▶ [What to work on]: Each entry in the listing below should be restated word for word.

▶ [Data]:
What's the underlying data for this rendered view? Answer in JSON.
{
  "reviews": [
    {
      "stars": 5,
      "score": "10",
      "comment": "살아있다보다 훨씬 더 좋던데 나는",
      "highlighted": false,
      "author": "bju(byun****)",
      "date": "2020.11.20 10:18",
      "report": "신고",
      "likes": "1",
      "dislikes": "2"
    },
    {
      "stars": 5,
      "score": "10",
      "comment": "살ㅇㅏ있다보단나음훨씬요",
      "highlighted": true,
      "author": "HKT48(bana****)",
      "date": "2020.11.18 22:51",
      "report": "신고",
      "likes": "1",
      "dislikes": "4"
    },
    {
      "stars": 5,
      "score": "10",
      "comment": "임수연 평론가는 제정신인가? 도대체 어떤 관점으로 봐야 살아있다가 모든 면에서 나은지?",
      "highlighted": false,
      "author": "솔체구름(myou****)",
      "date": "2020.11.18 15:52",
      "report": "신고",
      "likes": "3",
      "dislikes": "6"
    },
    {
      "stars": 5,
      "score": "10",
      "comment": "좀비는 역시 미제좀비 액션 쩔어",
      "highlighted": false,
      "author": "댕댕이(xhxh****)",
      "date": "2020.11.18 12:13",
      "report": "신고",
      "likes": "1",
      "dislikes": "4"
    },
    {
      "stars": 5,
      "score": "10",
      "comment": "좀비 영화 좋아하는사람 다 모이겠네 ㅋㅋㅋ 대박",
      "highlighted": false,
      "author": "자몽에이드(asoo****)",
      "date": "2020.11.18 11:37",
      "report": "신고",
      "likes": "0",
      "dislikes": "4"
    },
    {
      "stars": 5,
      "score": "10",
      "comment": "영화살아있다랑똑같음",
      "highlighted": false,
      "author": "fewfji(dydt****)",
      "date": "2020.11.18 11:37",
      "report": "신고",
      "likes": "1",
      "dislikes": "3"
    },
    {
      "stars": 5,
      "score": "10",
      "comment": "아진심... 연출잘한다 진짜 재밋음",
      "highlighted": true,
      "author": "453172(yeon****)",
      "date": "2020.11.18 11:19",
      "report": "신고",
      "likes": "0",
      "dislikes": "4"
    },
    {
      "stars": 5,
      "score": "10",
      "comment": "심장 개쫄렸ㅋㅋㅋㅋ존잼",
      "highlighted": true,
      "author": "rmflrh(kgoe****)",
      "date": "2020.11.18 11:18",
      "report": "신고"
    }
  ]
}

▶ [Task response]:
What's the underlying data for this rendered view? Answer in JSON.
{
  "reviews": [
    {
      "stars": 5,
      "score": "10",
      "comment": "살아있다보다 훨씬 더 좋던데 나는",
      "highlighted": false,
      "author": "bju(byun****)",
      "date": "2020.11.20 10:18",
      "report": "신고",
      "likes": "1",
      "dislikes": "2"
    },
    {
      "stars": 5,
      "score": "10",
      "comment": "살ㅇㅏ있다보단나음훨씬요",
      "highlighted": true,
      "author": "HKT48(bana****)",
      "date": "2020.11.18 22:51",
      "report": "신고",
      "likes": "1",
      "dislikes": "4"
    },
    {
      "stars": 5,
      "score": "10",
      "comment": "임수연 평론가는 제정신인가? 도대체 어떤 관점으로 봐야 살아있다가 모든 면에서 나은지?",
      "highlighted": false,
      "author": "솔체구름(myou****)",
      "date": "2020.11.18 15:52",
      "report": "신고",
      "likes": "3",
      "dislikes": "6"
    },
    {
      "stars": 5,
      "score": "10",
      "comment": "좀비는 역시 미제좀비 액션 쩔어",
      "highlighted": false,
      "author": "댕댕이(xhxh****)",
      "date": "2020.11.18 12:13",
      "report": "신고",
      "likes": "1",
      "dislikes": "4"
    },
    {
      "stars": 5,
      "score": "10",
      "comment": "좀비 영화 좋아하는사람 다 모이겠네 ㅋㅋㅋ 대박",
      "highlighted": false,
      "author": "자몽에이드(asoo****)",
      "date": "2020.11.18 11:37",
      "report": "신고",
      "likes": "0",
      "dislikes": "4"
    },
    {
      "stars": 5,
      "score": "10",
      "comment": "영화살아있다랑똑같음",
      "highlighted": false,
      "author": "fewfji(dydt****)",
      "date": "2020.11.18 11:37",
      "report": "신고",
      "likes": "1",
      "dislikes": "3"
    },
    {
      "stars": 5,
      "score": "10",
      "comment": "아진심... 연출잘한다 진짜 재밋음",
      "highlighted": true,
      "author": "453172(yeon****)",
      "date": "2020.11.18 11:19",
      "report": "신고",
      "likes": "0",
      "dislikes": "4"
    },
    {
      "stars": 5,
      "score": "10",
      "comment": "심장 개쫄렸ㅋㅋㅋㅋ존잼",
      "highlighted": true,
      "author": "rmflrh(kgoe****)",
      "date": "2020.11.18 11:18",
      "report": "신고"
    }
  ]
}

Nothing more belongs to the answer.